Data records:
⁂

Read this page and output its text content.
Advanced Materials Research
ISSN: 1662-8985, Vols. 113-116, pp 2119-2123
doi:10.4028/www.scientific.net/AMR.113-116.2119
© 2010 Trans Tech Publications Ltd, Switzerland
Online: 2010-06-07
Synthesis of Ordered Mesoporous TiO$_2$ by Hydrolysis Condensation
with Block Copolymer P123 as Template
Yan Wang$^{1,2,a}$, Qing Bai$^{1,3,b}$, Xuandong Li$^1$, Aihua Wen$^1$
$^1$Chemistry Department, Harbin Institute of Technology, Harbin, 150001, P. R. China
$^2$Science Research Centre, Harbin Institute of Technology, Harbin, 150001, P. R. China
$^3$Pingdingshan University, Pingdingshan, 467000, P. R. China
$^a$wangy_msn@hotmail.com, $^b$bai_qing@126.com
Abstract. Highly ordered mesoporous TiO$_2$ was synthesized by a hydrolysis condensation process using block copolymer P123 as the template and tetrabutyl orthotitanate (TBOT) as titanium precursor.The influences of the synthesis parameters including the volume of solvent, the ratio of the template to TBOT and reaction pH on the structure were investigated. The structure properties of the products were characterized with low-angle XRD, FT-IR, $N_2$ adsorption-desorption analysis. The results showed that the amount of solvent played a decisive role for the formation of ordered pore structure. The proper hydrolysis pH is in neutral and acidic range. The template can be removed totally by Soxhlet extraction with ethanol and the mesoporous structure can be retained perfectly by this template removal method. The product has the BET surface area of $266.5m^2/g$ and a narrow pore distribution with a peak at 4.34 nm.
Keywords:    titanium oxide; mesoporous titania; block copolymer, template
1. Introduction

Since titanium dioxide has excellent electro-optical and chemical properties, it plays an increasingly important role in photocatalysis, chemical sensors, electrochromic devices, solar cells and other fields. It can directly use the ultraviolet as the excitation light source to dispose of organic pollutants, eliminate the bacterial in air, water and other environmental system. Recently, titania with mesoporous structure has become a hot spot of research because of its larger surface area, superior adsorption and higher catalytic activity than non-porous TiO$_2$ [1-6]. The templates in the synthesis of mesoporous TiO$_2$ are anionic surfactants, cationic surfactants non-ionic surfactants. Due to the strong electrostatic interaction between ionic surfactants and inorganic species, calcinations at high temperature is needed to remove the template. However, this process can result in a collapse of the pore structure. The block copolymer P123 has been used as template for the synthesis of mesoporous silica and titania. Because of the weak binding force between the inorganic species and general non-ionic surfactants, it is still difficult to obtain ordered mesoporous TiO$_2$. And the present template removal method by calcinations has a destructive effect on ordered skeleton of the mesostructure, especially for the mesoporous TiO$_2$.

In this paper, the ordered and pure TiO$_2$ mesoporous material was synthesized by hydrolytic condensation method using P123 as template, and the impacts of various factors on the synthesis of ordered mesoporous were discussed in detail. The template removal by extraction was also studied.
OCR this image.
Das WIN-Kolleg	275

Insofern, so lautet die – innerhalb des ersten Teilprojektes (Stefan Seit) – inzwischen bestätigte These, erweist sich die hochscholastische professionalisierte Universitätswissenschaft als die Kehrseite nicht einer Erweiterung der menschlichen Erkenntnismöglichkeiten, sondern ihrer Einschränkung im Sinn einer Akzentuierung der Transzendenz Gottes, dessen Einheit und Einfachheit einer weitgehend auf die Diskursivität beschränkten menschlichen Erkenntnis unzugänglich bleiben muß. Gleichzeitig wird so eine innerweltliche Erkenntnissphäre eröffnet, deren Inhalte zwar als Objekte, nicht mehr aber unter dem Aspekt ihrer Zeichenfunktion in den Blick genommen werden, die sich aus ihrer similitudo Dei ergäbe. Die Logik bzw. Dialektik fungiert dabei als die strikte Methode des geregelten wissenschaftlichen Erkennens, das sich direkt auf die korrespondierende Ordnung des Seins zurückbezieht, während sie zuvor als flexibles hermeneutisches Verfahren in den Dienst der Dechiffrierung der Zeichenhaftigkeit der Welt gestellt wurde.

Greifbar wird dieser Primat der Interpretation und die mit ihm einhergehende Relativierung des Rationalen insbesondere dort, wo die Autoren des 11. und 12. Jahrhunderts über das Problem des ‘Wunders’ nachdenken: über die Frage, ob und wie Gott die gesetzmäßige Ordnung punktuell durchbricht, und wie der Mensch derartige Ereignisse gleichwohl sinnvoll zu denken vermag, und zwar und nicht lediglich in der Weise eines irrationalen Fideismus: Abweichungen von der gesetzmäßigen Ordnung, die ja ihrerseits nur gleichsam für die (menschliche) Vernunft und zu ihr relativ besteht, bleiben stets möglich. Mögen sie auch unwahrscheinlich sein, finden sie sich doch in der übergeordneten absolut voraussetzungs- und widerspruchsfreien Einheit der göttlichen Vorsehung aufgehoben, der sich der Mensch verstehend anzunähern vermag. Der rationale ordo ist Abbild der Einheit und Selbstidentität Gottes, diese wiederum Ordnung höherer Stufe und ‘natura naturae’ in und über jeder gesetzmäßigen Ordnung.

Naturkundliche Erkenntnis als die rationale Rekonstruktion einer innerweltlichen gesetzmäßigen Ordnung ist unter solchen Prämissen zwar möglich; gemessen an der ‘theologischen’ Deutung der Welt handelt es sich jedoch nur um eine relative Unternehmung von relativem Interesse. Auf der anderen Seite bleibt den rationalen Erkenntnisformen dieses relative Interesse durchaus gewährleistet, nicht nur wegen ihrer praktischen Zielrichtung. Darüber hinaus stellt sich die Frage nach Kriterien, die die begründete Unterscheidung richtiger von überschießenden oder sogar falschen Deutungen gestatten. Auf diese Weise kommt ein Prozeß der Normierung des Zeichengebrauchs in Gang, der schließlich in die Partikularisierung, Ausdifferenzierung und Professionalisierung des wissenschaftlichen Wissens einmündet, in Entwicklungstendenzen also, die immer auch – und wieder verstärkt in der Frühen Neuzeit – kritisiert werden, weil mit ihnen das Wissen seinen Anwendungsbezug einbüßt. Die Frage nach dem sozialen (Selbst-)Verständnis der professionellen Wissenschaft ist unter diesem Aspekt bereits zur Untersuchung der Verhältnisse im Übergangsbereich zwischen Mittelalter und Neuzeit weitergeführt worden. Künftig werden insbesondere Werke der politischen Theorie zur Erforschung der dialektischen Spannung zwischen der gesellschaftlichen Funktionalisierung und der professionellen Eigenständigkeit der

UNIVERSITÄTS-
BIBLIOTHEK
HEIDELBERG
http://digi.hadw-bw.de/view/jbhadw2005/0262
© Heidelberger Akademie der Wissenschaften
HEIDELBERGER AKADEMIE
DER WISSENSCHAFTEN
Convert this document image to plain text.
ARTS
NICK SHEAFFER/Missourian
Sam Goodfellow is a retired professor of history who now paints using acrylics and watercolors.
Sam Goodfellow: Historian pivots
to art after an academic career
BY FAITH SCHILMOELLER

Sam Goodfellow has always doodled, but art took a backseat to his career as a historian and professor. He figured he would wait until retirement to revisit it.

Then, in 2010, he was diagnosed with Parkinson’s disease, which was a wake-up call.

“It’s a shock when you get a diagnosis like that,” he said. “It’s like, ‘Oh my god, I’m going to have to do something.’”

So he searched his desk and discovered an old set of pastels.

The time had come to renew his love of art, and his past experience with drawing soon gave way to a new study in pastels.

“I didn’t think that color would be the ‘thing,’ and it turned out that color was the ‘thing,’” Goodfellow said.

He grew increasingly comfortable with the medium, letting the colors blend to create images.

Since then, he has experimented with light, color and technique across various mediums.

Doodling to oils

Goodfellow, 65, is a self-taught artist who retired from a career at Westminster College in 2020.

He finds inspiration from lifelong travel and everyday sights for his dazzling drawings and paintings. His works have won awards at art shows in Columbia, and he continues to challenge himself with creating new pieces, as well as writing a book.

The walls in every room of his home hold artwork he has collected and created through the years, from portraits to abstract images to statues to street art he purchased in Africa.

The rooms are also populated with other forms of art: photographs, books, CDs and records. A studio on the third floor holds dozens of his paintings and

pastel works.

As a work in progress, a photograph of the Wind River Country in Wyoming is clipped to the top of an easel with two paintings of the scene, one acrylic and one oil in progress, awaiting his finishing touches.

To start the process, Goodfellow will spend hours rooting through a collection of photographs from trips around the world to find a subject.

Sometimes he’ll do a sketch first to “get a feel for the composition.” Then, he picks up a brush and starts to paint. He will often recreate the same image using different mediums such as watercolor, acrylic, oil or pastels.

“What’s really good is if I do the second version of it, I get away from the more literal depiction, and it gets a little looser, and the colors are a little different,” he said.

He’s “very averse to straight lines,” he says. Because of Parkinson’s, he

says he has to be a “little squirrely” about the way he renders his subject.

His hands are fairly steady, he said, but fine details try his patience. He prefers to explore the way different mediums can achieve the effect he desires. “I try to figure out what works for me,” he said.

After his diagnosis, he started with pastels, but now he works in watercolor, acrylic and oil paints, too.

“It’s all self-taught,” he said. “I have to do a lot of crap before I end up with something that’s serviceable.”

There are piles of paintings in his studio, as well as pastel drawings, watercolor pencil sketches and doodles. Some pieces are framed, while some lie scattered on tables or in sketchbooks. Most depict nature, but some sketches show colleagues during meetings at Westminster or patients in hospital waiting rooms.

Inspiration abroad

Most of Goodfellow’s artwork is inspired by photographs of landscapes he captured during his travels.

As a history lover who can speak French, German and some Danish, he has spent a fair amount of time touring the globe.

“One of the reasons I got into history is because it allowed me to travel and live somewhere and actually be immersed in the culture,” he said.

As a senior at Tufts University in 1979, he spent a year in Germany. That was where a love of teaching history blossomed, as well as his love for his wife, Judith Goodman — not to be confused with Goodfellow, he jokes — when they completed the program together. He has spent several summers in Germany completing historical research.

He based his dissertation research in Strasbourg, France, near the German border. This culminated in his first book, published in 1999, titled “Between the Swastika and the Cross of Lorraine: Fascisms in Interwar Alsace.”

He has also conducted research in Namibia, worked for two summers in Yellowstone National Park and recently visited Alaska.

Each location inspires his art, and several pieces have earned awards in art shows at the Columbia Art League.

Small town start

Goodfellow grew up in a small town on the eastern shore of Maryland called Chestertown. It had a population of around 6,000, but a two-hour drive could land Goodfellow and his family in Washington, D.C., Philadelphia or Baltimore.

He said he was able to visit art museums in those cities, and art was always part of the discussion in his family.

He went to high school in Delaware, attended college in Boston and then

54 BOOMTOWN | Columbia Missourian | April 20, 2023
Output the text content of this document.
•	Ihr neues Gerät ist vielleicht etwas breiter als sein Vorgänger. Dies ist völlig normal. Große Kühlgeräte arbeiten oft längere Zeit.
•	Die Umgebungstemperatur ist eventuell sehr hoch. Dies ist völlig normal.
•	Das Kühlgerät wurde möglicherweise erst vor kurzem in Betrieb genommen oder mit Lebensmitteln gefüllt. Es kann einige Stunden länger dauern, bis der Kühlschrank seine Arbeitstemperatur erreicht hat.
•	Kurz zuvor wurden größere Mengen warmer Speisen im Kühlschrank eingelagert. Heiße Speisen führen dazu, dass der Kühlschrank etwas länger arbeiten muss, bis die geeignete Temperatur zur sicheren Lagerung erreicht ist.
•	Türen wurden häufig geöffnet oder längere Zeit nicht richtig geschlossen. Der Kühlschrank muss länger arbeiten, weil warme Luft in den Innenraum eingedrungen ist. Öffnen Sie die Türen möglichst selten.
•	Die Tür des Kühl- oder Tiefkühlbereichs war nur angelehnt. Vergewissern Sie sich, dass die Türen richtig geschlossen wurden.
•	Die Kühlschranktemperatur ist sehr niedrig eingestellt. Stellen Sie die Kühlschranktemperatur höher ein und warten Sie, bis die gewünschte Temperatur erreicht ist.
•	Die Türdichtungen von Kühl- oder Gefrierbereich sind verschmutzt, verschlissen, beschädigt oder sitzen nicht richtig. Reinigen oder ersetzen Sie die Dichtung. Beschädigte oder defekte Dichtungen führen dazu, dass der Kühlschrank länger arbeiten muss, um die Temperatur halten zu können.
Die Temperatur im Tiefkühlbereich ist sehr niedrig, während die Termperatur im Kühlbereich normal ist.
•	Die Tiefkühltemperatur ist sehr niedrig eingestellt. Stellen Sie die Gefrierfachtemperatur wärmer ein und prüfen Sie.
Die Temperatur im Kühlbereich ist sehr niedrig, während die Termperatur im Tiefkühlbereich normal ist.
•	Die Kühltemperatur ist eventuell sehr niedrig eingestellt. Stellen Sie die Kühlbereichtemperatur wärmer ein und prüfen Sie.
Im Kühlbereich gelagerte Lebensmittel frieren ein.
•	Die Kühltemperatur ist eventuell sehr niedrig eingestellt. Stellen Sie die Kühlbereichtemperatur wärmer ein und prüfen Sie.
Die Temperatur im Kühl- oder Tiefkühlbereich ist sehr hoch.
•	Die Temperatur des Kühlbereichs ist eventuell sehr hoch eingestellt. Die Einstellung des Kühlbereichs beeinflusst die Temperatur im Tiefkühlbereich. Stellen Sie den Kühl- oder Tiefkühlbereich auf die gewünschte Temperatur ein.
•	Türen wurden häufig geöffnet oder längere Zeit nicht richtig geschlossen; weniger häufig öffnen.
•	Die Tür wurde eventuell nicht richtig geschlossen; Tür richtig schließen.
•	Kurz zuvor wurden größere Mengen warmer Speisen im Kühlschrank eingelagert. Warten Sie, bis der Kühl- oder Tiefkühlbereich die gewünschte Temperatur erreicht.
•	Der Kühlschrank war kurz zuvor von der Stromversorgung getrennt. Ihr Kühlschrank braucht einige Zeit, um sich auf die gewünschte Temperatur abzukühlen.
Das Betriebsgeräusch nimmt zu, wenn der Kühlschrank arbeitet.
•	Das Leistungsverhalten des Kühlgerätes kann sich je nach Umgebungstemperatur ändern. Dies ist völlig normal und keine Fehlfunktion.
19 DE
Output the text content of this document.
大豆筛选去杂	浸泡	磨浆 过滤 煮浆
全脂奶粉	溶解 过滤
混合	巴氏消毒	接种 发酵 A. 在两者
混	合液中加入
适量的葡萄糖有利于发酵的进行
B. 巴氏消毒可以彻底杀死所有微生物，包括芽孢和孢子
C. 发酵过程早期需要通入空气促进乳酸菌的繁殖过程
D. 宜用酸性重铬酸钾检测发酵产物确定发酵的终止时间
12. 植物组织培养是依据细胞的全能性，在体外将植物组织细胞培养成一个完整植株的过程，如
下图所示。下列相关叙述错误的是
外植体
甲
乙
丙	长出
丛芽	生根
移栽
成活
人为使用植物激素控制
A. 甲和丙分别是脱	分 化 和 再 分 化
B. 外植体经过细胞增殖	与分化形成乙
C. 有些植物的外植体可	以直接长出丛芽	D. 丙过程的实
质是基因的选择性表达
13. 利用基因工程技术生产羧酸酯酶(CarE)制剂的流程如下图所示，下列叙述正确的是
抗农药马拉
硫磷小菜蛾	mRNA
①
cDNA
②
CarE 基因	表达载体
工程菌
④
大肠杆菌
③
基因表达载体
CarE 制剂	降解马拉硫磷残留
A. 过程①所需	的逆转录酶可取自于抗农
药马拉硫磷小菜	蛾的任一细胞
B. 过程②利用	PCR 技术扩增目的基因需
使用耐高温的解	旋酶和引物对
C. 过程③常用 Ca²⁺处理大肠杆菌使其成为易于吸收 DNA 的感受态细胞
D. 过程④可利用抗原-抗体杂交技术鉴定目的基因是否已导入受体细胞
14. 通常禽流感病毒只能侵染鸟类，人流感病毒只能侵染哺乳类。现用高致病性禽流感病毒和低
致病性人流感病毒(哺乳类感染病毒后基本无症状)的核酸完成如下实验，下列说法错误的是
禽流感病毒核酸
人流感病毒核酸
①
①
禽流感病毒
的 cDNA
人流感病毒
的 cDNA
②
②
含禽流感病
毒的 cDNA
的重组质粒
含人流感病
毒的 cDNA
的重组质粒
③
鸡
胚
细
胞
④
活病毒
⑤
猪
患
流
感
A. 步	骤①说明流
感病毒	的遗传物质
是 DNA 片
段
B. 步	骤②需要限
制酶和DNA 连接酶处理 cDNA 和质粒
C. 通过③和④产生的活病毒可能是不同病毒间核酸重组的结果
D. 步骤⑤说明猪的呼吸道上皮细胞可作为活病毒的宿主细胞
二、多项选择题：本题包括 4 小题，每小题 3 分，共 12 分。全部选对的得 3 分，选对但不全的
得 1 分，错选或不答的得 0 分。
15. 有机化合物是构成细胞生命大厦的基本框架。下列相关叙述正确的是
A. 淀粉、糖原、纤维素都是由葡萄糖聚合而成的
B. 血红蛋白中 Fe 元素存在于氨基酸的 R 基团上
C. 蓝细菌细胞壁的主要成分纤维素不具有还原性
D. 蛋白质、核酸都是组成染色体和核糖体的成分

⁂

_WHAT YOU WILL DO_. Read through the entries above and copy each line that has the string "muss" in it.

_OUTPUT BELOW_.
•	Kurz zuvor wurden größere Mengen warmer Speisen im Kühlschrank eingelagert. Heiße Speisen führen dazu, dass der Kühlschrank etwas länger arbeiten muss, bis die geeignete Temperatur zur sicheren Lagerung erreicht ist.
•	Türen wurden häufig geöffnet oder längere Zeit nicht richtig geschlossen. Der Kühlschrank muss länger arbeiten, weil warme Luft in den Innenraum eingedrungen ist. Öffnen Sie die Türen möglichst selten.
•	Die Türdichtungen von Kühl- oder Gefrierbereich sind verschmutzt, verschlissen, beschädigt oder sitzen nicht richtig. Reinigen oder ersetzen Sie die Dichtung. Beschädigte oder defekte Dichtungen führen dazu, dass der Kühlschrank länger arbeiten muss, um die Temperatur halten zu können.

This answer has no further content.